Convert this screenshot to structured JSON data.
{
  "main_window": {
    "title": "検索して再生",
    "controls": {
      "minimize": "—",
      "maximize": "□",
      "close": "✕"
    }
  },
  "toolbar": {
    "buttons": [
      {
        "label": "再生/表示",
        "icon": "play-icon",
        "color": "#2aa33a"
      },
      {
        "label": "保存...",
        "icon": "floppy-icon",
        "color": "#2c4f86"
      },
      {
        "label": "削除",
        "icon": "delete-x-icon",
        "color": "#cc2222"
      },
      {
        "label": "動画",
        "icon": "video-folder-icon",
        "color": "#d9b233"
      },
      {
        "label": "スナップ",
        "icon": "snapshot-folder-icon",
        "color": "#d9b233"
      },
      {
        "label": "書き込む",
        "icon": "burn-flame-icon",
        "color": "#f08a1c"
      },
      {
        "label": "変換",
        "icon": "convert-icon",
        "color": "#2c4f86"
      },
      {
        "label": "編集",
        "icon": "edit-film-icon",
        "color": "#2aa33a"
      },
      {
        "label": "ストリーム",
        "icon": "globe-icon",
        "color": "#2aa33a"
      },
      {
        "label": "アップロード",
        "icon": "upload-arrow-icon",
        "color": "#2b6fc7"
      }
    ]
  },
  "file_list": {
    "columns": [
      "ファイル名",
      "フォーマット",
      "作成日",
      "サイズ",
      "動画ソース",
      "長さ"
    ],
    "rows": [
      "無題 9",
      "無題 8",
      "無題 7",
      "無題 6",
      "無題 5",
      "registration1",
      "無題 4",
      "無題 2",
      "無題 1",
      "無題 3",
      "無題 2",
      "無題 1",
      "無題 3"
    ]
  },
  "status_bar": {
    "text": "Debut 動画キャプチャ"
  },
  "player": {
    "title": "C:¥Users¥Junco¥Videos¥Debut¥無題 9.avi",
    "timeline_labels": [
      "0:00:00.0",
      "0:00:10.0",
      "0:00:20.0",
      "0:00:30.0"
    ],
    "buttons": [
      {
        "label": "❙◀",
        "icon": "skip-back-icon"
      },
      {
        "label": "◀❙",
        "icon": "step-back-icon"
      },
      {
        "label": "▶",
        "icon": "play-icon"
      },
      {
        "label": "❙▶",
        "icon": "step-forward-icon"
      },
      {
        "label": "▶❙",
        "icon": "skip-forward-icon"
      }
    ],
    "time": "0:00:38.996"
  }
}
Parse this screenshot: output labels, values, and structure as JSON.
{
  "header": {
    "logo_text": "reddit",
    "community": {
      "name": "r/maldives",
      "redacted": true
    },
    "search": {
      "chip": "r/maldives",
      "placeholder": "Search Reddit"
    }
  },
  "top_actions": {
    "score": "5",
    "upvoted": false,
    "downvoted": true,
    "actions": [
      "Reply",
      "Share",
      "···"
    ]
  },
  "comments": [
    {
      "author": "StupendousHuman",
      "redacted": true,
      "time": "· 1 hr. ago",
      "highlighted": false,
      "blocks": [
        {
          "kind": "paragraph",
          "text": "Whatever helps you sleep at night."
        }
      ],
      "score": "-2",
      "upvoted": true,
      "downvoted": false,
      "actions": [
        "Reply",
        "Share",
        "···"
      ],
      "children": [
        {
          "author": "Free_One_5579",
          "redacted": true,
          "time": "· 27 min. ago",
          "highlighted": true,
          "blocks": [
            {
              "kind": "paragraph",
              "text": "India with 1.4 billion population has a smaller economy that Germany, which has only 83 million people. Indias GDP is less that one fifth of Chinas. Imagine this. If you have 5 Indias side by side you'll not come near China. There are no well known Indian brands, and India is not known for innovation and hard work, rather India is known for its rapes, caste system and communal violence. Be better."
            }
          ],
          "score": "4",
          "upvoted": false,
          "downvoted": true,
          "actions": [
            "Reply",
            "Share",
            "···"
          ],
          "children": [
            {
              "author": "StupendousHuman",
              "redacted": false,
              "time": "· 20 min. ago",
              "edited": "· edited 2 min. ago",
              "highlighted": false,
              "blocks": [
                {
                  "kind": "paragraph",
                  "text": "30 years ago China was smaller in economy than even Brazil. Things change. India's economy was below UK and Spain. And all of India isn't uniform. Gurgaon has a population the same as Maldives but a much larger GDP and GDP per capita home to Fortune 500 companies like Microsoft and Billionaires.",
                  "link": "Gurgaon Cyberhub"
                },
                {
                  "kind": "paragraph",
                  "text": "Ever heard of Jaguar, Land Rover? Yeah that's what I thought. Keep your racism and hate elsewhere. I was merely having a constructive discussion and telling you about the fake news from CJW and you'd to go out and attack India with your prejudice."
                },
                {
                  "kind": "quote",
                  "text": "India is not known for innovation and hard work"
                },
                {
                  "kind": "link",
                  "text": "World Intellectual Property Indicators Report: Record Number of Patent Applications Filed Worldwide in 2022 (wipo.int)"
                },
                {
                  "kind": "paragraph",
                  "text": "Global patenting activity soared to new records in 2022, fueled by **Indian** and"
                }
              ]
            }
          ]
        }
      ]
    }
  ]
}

☆ ☆ ☆ ☆ ☆

- _Task details_: Find each line that has the word "Gurgaon", then copy it out.

- _Exercise response_:
                  "text": "30 years ago China was smaller in economy than even Brazil. Things change. India's economy was below UK and Spain. And all of India isn't uniform. Gurgaon has a population the same as Maldives but a much larger GDP and GDP per capita home to Fortune 500 companies like Microsoft and Billionaires.",
                  "link": "Gurgaon Cyberhub"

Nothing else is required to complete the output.